SET TASK: Repeat exactly the lines from the line containing "Serialize everything readable" to the last line of the listing, including both.

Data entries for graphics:
***
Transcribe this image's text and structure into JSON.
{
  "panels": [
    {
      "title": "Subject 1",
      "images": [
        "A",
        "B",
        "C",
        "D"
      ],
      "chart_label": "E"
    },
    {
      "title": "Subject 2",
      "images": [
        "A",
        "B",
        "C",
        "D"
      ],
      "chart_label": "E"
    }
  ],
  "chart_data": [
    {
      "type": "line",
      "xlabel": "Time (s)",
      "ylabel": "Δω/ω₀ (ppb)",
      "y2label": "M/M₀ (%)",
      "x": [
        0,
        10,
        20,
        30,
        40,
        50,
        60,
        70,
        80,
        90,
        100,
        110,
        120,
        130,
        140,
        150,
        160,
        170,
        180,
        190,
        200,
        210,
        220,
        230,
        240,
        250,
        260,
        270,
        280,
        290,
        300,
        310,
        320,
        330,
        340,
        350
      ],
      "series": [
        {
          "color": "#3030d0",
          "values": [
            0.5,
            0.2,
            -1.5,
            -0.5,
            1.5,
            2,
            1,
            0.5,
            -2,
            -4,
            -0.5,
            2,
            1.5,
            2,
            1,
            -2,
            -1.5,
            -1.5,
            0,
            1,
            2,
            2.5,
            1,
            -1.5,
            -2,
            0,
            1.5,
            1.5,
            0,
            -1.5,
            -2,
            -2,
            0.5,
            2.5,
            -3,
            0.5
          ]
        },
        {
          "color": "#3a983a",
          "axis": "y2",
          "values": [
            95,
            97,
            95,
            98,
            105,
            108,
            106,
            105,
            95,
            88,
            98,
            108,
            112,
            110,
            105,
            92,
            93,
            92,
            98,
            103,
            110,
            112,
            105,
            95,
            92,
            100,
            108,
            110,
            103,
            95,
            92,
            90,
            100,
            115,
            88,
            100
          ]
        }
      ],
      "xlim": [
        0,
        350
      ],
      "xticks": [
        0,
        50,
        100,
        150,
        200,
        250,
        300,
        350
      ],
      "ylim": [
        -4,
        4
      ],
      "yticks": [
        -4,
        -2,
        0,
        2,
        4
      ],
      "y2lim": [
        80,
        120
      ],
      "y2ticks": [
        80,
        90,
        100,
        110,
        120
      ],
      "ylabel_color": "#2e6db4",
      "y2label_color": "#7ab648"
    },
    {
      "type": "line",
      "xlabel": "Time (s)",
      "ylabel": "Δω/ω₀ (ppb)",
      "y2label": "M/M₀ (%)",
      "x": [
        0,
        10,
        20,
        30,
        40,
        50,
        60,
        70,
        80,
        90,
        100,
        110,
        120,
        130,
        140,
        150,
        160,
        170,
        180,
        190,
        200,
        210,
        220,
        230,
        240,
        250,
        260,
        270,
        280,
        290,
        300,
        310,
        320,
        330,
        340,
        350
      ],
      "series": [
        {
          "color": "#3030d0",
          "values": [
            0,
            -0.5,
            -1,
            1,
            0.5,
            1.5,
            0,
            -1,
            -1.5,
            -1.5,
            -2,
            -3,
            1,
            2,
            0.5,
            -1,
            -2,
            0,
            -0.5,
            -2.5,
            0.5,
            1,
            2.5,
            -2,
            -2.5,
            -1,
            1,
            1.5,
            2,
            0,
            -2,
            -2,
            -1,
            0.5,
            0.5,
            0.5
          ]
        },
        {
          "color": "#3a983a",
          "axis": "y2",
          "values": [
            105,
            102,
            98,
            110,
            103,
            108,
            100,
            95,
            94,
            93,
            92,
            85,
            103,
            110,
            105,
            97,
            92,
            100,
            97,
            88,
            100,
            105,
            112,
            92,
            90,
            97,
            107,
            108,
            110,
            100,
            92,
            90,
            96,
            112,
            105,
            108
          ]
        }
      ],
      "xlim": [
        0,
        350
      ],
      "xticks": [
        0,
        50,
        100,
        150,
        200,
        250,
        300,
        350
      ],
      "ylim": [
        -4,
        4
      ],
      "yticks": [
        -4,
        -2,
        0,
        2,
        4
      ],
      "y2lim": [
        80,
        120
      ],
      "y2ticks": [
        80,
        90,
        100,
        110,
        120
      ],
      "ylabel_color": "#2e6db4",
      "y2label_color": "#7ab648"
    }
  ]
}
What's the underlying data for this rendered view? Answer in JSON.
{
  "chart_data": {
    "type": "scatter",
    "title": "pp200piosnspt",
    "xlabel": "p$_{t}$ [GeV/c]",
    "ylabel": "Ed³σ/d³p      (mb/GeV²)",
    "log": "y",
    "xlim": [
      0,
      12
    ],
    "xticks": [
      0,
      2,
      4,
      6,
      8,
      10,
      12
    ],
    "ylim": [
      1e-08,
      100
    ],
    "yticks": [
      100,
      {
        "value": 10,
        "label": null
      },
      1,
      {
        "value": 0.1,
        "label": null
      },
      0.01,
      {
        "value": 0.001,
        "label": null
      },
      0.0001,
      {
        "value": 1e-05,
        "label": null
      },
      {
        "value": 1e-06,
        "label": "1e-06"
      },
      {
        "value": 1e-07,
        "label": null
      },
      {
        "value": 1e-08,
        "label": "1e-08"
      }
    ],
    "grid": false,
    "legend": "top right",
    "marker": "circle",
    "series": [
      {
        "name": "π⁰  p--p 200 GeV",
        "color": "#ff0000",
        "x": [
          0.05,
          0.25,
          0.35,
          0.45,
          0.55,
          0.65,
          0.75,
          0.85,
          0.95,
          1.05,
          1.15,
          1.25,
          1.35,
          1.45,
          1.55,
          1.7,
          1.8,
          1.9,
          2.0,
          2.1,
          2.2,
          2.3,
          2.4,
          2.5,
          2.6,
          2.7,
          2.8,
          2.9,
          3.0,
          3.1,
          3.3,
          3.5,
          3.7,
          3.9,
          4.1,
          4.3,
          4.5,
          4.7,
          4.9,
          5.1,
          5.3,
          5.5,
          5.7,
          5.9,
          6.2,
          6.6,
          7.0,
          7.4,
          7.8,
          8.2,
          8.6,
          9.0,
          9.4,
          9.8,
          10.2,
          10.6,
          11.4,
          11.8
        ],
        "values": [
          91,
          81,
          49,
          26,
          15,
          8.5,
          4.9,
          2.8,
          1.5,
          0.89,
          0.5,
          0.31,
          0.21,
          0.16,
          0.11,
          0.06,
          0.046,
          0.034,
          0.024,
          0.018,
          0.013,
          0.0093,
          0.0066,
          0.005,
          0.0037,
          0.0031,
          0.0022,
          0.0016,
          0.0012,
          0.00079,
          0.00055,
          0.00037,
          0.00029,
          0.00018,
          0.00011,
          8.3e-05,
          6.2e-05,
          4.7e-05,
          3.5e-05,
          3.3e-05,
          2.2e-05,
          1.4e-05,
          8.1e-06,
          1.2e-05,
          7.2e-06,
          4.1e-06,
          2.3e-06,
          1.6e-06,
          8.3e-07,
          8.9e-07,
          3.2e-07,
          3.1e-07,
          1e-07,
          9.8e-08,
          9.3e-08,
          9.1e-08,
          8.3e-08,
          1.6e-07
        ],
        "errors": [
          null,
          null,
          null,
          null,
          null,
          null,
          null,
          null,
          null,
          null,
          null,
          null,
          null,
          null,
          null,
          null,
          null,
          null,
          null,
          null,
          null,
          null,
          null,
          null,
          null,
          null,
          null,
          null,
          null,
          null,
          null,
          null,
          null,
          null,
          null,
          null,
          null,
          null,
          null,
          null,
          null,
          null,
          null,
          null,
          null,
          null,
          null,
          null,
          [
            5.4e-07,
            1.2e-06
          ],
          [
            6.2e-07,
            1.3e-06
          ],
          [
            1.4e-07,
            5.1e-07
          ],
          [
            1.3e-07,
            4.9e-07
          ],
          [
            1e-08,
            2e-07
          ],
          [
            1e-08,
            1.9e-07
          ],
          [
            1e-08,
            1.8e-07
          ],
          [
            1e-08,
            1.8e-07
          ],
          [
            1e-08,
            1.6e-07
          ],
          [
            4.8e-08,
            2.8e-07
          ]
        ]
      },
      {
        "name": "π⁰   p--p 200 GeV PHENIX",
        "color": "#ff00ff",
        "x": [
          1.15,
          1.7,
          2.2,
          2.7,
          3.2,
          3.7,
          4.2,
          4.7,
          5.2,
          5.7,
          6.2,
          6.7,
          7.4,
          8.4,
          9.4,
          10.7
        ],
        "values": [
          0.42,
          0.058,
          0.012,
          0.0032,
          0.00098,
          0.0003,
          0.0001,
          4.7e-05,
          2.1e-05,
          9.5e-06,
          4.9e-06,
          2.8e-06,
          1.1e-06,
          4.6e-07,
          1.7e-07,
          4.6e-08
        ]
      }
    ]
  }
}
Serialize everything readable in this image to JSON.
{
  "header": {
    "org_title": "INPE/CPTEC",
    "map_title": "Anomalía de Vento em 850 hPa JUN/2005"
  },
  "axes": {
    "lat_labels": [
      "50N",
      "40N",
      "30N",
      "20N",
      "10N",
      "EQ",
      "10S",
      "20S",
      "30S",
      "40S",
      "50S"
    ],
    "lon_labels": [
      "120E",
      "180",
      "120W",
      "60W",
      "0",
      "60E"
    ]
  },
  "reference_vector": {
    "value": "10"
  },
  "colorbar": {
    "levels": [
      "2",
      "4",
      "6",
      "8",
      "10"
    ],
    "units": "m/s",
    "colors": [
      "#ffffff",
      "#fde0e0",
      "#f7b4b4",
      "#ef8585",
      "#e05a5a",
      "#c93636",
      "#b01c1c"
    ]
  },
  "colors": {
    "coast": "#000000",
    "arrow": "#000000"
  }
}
***
EXERCISE RESULT:
Serialize everything readable in this image to JSON.
{
  "header": {
    "org_title": "INPE/CPTEC",
    "map_title": "Anomalía de Vento em 850 hPa JUN/2005"
  },
  "axes": {
    "lat_labels": [
      "50N",
      "40N",
      "30N",
      "20N",
      "10N",
      "EQ",
      "10S",
      "20S",
      "30S",
      "40S",
      "50S"
    ],
    "lon_labels": [
      "120E",
      "180",
      "120W",
      "60W",
      "0",
      "60E"
    ]
  },
  "reference_vector": {
    "value": "10"
  },
  "colorbar": {
    "levels": [
      "2",
      "4",
      "6",
      "8",
      "10"
    ],
    "units": "m/s",
    "colors": [
      "#ffffff",
      "#fde0e0",
      "#f7b4b4",
      "#ef8585",
      "#e05a5a",
      "#c93636",
      "#b01c1c"
    ]
  },
  "colors": {
    "coast": "#000000",
    "arrow": "#000000"
  }
}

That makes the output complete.